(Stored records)

[START]

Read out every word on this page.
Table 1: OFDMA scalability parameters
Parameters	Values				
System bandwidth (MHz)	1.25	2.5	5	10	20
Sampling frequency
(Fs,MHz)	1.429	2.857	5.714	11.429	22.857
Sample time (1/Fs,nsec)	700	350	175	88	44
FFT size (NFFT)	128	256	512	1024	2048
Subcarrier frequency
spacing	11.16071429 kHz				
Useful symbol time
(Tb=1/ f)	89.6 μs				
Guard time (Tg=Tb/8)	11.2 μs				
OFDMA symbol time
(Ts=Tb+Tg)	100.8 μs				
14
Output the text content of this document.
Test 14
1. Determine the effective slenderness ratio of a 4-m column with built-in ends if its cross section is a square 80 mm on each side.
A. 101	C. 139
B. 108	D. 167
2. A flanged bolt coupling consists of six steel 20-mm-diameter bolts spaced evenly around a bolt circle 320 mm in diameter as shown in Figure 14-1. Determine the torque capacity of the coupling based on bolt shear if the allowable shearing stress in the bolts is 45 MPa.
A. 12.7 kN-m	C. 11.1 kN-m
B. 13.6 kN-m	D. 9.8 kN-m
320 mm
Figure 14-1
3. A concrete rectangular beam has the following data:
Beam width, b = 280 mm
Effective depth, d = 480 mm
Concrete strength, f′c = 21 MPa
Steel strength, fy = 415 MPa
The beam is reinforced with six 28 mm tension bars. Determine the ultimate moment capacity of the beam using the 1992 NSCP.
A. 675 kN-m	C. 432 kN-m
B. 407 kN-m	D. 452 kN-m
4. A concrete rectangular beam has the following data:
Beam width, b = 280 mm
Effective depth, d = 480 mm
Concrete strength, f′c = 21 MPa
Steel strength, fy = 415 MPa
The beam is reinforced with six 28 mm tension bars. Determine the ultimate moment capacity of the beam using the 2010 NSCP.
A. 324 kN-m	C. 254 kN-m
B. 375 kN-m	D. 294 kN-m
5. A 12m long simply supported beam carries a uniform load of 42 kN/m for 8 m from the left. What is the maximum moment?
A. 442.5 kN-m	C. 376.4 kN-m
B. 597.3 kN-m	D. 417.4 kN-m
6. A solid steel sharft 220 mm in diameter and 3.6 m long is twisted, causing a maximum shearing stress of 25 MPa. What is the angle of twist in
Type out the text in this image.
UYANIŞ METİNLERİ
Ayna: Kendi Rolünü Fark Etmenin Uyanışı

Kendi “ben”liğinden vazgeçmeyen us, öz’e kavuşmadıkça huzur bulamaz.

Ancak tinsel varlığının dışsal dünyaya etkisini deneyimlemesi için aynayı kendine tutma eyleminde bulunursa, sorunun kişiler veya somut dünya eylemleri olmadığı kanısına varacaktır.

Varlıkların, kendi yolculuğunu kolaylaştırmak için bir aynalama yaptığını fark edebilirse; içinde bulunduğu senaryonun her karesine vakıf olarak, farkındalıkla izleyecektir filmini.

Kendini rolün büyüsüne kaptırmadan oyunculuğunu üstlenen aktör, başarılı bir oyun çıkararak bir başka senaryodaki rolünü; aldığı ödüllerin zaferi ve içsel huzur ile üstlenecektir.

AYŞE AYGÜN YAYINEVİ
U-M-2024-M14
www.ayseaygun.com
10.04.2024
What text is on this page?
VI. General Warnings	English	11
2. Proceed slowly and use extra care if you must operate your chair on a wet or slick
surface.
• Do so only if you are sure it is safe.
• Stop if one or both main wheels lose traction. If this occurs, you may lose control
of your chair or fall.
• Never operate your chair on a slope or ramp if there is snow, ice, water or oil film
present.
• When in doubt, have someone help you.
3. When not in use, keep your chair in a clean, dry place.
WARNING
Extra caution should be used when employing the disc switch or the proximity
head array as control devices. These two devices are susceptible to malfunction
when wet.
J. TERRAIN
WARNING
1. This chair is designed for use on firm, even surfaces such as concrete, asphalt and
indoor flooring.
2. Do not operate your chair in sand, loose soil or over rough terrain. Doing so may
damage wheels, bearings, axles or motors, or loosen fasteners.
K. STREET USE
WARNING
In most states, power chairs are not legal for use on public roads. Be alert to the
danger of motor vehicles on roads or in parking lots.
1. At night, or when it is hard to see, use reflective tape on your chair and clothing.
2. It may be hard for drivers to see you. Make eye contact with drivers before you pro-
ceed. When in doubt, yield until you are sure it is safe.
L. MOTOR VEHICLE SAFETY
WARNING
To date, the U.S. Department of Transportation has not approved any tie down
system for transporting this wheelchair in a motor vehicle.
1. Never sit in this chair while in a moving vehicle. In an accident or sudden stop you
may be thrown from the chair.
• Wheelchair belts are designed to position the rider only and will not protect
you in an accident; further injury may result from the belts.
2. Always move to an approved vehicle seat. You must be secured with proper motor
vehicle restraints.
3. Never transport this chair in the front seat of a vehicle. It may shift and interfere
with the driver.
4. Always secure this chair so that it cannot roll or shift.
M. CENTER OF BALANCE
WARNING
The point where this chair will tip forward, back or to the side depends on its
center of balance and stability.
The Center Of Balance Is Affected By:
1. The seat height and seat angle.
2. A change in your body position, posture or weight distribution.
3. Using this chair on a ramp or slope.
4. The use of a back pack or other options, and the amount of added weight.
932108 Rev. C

[END]

Task to complete → Gather each line in the data that holds the string "stress".

The result →
2. A flanged bolt coupling consists of six steel 20-mm-diameter bolts spaced evenly around a bolt circle 320 mm in diameter as shown in Figure 14-1. Determine the torque capacity of the coupling based on bolt shear if the allowable shearing stress in the bolts is 45 MPa.
6. A solid steel sharft 220 mm in diameter and 3.6 m long is twisted, causing a maximum shearing stress of 25 MPa. What is the angle of twist in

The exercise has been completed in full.